(Recorded data)
********
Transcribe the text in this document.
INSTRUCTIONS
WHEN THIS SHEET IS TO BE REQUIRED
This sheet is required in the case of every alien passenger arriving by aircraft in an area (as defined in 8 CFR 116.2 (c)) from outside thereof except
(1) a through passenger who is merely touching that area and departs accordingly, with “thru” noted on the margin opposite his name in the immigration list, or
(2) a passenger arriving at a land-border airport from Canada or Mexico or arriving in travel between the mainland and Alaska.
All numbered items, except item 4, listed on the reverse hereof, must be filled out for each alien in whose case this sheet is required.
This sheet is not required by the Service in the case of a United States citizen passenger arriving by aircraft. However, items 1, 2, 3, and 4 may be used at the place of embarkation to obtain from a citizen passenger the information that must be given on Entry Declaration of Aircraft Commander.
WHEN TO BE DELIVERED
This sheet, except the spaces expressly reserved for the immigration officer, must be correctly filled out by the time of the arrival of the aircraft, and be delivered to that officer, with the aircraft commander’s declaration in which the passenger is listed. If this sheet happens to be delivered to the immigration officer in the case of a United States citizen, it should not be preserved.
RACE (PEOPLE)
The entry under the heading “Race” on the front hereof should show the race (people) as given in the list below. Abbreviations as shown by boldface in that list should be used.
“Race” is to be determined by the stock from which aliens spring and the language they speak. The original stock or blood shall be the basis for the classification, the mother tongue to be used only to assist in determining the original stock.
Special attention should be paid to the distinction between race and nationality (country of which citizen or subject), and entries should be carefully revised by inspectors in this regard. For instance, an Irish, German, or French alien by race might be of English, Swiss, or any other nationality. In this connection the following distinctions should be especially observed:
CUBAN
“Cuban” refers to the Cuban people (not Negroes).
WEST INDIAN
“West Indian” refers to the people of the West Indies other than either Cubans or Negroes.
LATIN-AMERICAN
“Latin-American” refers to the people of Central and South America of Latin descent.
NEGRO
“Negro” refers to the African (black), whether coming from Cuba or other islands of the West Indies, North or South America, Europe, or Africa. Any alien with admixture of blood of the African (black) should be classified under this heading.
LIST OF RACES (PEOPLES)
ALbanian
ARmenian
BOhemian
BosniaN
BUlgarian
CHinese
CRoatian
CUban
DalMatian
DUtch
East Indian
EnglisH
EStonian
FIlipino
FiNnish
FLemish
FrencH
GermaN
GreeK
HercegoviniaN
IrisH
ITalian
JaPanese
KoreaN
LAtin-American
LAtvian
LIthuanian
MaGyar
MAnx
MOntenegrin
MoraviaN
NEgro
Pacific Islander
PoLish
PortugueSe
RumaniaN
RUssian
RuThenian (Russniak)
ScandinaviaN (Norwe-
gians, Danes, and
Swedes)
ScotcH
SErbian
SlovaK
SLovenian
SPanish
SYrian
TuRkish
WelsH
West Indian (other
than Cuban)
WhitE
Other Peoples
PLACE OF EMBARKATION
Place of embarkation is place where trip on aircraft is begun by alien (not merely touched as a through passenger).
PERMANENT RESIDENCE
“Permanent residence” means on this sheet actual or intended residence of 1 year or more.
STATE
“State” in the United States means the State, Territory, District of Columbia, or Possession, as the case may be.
********
Stated task » Copy, from the material above, each line in which the string "means" occurs.

Answer »
“Permanent residence” means on this sheet actual or intended residence of 1 year or more.
“State” in the United States means the State, Territory, District of Columbia, or Possession, as the case may be.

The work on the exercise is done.